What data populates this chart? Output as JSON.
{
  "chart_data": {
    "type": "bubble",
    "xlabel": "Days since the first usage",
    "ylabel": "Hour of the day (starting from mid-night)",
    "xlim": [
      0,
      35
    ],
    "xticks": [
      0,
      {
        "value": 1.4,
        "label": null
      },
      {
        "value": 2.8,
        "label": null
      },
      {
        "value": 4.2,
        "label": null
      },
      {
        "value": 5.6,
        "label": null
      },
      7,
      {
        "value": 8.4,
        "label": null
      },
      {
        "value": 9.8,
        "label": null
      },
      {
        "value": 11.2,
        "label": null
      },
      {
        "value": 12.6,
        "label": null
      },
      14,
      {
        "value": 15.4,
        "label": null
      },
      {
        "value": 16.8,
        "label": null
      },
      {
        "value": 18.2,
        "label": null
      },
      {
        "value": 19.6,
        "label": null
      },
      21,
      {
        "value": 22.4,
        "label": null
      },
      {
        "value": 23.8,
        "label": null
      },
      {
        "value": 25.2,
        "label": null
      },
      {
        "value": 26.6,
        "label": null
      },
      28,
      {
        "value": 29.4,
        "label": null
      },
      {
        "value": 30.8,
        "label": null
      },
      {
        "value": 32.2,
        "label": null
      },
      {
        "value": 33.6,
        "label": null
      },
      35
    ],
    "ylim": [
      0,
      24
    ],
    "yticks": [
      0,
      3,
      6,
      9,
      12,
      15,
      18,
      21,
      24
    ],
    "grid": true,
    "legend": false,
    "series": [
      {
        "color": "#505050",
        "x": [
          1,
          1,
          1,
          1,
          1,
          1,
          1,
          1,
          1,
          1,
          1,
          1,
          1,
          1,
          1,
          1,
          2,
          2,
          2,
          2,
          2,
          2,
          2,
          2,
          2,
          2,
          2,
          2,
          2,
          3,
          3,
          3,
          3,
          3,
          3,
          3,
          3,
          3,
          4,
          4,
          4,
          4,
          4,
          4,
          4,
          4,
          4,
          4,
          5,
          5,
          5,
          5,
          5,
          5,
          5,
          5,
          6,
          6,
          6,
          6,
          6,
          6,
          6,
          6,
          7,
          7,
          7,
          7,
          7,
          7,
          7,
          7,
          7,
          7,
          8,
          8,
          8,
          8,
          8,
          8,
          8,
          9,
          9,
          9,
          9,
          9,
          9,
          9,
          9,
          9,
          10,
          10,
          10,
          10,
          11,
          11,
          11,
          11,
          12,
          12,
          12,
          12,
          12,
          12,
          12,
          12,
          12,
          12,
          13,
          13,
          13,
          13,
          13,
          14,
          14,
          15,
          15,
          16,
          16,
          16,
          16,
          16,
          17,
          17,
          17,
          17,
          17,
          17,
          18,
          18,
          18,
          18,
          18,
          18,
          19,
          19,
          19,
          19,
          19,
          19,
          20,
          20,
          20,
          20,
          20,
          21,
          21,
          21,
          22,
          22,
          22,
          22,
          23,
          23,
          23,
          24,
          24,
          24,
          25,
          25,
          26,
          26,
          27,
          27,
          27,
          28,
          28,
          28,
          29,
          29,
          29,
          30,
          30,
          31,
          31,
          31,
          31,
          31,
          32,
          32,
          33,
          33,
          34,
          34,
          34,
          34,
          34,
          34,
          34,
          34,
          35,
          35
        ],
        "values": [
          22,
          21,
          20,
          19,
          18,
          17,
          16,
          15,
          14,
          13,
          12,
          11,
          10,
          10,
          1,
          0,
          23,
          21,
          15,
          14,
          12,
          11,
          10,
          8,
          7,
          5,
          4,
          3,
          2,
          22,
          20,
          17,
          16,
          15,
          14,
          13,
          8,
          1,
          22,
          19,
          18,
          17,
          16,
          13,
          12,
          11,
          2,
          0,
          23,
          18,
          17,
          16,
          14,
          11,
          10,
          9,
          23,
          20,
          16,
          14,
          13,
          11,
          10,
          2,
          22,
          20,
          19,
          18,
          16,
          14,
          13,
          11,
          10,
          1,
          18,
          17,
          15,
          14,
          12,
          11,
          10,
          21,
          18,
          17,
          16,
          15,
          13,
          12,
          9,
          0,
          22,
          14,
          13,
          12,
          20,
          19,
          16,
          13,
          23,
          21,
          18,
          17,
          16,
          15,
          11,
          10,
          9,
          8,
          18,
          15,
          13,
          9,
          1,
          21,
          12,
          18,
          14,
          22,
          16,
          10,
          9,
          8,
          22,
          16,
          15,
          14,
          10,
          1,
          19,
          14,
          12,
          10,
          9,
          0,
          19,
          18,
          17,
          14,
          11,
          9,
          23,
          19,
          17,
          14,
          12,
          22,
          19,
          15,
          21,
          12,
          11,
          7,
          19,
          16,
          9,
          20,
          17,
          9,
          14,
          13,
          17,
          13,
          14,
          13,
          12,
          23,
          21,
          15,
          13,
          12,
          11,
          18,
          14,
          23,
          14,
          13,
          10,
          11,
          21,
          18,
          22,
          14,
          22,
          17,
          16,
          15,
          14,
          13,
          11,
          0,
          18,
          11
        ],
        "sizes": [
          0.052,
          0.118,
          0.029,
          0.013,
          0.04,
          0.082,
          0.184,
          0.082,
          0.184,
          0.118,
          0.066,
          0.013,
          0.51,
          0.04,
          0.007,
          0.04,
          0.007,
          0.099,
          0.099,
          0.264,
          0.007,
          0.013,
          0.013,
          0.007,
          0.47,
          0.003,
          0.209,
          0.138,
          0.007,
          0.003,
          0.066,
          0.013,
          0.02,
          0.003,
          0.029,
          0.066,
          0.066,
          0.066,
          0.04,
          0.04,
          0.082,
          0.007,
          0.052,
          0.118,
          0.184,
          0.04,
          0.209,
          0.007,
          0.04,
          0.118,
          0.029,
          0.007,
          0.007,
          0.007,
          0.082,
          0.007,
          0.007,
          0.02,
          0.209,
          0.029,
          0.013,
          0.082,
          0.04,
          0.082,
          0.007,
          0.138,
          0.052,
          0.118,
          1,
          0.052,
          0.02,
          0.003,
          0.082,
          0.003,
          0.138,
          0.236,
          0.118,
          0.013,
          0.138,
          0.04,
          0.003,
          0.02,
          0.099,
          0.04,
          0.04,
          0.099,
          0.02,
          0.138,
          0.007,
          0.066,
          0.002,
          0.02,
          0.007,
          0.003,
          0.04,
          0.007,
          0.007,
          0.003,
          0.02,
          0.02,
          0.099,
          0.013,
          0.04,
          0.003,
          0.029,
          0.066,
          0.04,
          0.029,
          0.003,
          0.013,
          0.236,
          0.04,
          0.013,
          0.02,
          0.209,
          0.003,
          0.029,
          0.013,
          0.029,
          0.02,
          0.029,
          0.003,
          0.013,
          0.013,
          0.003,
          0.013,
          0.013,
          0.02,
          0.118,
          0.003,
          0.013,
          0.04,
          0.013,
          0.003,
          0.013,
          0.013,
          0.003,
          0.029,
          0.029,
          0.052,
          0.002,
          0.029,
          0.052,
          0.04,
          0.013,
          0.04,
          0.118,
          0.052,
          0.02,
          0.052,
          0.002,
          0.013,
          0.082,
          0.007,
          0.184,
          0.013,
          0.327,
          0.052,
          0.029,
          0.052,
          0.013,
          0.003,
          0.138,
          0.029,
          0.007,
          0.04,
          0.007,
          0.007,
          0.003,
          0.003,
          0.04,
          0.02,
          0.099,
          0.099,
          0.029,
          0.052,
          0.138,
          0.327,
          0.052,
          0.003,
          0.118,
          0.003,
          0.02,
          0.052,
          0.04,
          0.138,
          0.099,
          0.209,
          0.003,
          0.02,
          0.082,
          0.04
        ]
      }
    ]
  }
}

━━━

GIVEN INSTRUCTION:
Return all the data exactly as given.

RESULT OF THE TASK:
What data populates this chart? Output as JSON.
{
  "chart_data": {
    "type": "bubble",
    "xlabel": "Days since the first usage",
    "ylabel": "Hour of the day (starting from mid-night)",
    "xlim": [
      0,
      35
    ],
    "xticks": [
      0,
      {
        "value": 1.4,
        "label": null
      },
      {
        "value": 2.8,
        "label": null
      },
      {
        "value": 4.2,
        "label": null
      },
      {
        "value": 5.6,
        "label": null
      },
      7,
      {
        "value": 8.4,
        "label": null
      },
      {
        "value": 9.8,
        "label": null
      },
      {
        "value": 11.2,
        "label": null
      },
      {
        "value": 12.6,
        "label": null
      },
      14,
      {
        "value": 15.4,
        "label": null
      },
      {
        "value": 16.8,
        "label": null
      },
      {
        "value": 18.2,
        "label": null
      },
      {
        "value": 19.6,
        "label": null
      },
      21,
      {
        "value": 22.4,
        "label": null
      },
      {
        "value": 23.8,
        "label": null
      },
      {
        "value": 25.2,
        "label": null
      },
      {
        "value": 26.6,
        "label": null
      },
      28,
      {
        "value": 29.4,
        "label": null
      },
      {
        "value": 30.8,
        "label": null
      },
      {
        "value": 32.2,
        "label": null
      },
      {
        "value": 33.6,
        "label": null
      },
      35
    ],
    "ylim": [
      0,
      24
    ],
    "yticks": [
      0,
      3,
      6,
      9,
      12,
      15,
      18,
      21,
      24
    ],
    "grid": true,
    "legend": false,
    "series": [
      {
        "color": "#505050",
        "x": [
          1,
          1,
          1,
          1,
          1,
          1,
          1,
          1,
          1,
          1,
          1,
          1,
          1,
          1,
          1,
          1,
          2,
          2,
          2,
          2,
          2,
          2,
          2,
          2,
          2,
          2,
          2,
          2,
          2,
          3,
          3,
          3,
          3,
          3,
          3,
          3,
          3,
          3,
          4,
          4,
          4,
          4,
          4,
          4,
          4,
          4,
          4,
          4,
          5,
          5,
          5,
          5,
          5,
          5,
          5,
          5,
          6,
          6,
          6,
          6,
          6,
          6,
          6,
          6,
          7,
          7,
          7,
          7,
          7,
          7,
          7,
          7,
          7,
          7,
          8,
          8,
          8,
          8,
          8,
          8,
          8,
          9,
          9,
          9,
          9,
          9,
          9,
          9,
          9,
          9,
          10,
          10,
          10,
          10,
          11,
          11,
          11,
          11,
          12,
          12,
          12,
          12,
          12,
          12,
          12,
          12,
          12,
          12,
          13,
          13,
          13,
          13,
          13,
          14,
          14,
          15,
          15,
          16,
          16,
          16,
          16,
          16,
          17,
          17,
          17,
          17,
          17,
          17,
          18,
          18,
          18,
          18,
          18,
          18,
          19,
          19,
          19,
          19,
          19,
          19,
          20,
          20,
          20,
          20,
          20,
          21,
          21,
          21,
          22,
          22,
          22,
          22,
          23,
          23,
          23,
          24,
          24,
          24,
          25,
          25,
          26,
          26,
          27,
          27,
          27,
          28,
          28,
          28,
          29,
          29,
          29,
          30,
          30,
          31,
          31,
          31,
          31,
          31,
          32,
          32,
          33,
          33,
          34,
          34,
          34,
          34,
          34,
          34,
          34,
          34,
          35,
          35
        ],
        "values": [
          22,
          21,
          20,
          19,
          18,
          17,
          16,
          15,
          14,
          13,
          12,
          11,
          10,
          10,
          1,
          0,
          23,
          21,
          15,
          14,
          12,
          11,
          10,
          8,
          7,
          5,
          4,
          3,
          2,
          22,
          20,
          17,
          16,
          15,
          14,
          13,
          8,
          1,
          22,
          19,
          18,
          17,
          16,
          13,
          12,
          11,
          2,
          0,
          23,
          18,
          17,
          16,
          14,
          11,
          10,
          9,
          23,
          20,
          16,
          14,
          13,
          11,
          10,
          2,
          22,
          20,
          19,
          18,
          16,
          14,
          13,
          11,
          10,
          1,
          18,
          17,
          15,
          14,
          12,
          11,
          10,
          21,
          18,
          17,
          16,
          15,
          13,
          12,
          9,
          0,
          22,
          14,
          13,
          12,
          20,
          19,
          16,
          13,
          23,
          21,
          18,
          17,
          16,
          15,
          11,
          10,
          9,
          8,
          18,
          15,
          13,
          9,
          1,
          21,
          12,
          18,
          14,
          22,
          16,
          10,
          9,
          8,
          22,
          16,
          15,
          14,
          10,
          1,
          19,
          14,
          12,
          10,
          9,
          0,
          19,
          18,
          17,
          14,
          11,
          9,
          23,
          19,
          17,
          14,
          12,
          22,
          19,
          15,
          21,
          12,
          11,
          7,
          19,
          16,
          9,
          20,
          17,
          9,
          14,
          13,
          17,
          13,
          14,
          13,
          12,
          23,
          21,
          15,
          13,
          12,
          11,
          18,
          14,
          23,
          14,
          13,
          10,
          11,
          21,
          18,
          22,
          14,
          22,
          17,
          16,
          15,
          14,
          13,
          11,
          0,
          18,
          11
        ],
        "sizes": [
          0.052,
          0.118,
          0.029,
          0.013,
          0.04,
          0.082,
          0.184,
          0.082,
          0.184,
          0.118,
          0.066,
          0.013,
          0.51,
          0.04,
          0.007,
          0.04,
          0.007,
          0.099,
          0.099,
          0.264,
          0.007,
          0.013,
          0.013,
          0.007,
          0.47,
          0.003,
          0.209,
          0.138,
          0.007,
          0.003,
          0.066,
          0.013,
          0.02,
          0.003,
          0.029,
          0.066,
          0.066,
          0.066,
          0.04,
          0.04,
          0.082,
          0.007,
          0.052,
          0.118,
          0.184,
          0.04,
          0.209,
          0.007,
          0.04,
          0.118,
          0.029,
          0.007,
          0.007,
          0.007,
          0.082,
          0.007,
          0.007,
          0.02,
          0.209,
          0.029,
          0.013,
          0.082,
          0.04,
          0.082,
          0.007,
          0.138,
          0.052,
          0.118,
          1,
          0.052,
          0.02,
          0.003,
          0.082,
          0.003,
          0.138,
          0.236,
          0.118,
          0.013,
          0.138,
          0.04,
          0.003,
          0.02,
          0.099,
          0.04,
          0.04,
          0.099,
          0.02,
          0.138,
          0.007,
          0.066,
          0.002,
          0.02,
          0.007,
          0.003,
          0.04,
          0.007,
          0.007,
          0.003,
          0.02,
          0.02,
          0.099,
          0.013,
          0.04,
          0.003,
          0.029,
          0.066,
          0.04,
          0.029,
          0.003,
          0.013,
          0.236,
          0.04,
          0.013,
          0.02,
          0.209,
          0.003,
          0.029,
          0.013,
          0.029,
          0.02,
          0.029,
          0.003,
          0.013,
          0.013,
          0.003,
          0.013,
          0.013,
          0.02,
          0.118,
          0.003,
          0.013,
          0.04,
          0.013,
          0.003,
          0.013,
          0.013,
          0.003,
          0.029,
          0.029,
          0.052,
          0.002,
          0.029,
          0.052,
          0.04,
          0.013,
          0.04,
          0.118,
          0.052,
          0.02,
          0.052,
          0.002,
          0.013,
          0.082,
          0.007,
          0.184,
          0.013,
          0.327,
          0.052,
          0.029,
          0.052,
          0.013,
          0.003,
          0.138,
          0.029,
          0.007,
          0.04,
          0.007,
          0.007,
          0.003,
          0.003,
          0.04,
          0.02,
          0.099,
          0.099,
          0.029,
          0.052,
          0.138,
          0.327,
          0.052,
          0.003,
          0.118,
          0.003,
          0.02,
          0.052,
          0.04,
          0.138,
          0.099,
          0.209,
          0.003,
          0.02,
          0.082,
          0.04
        ]
      }
    ]
  }
}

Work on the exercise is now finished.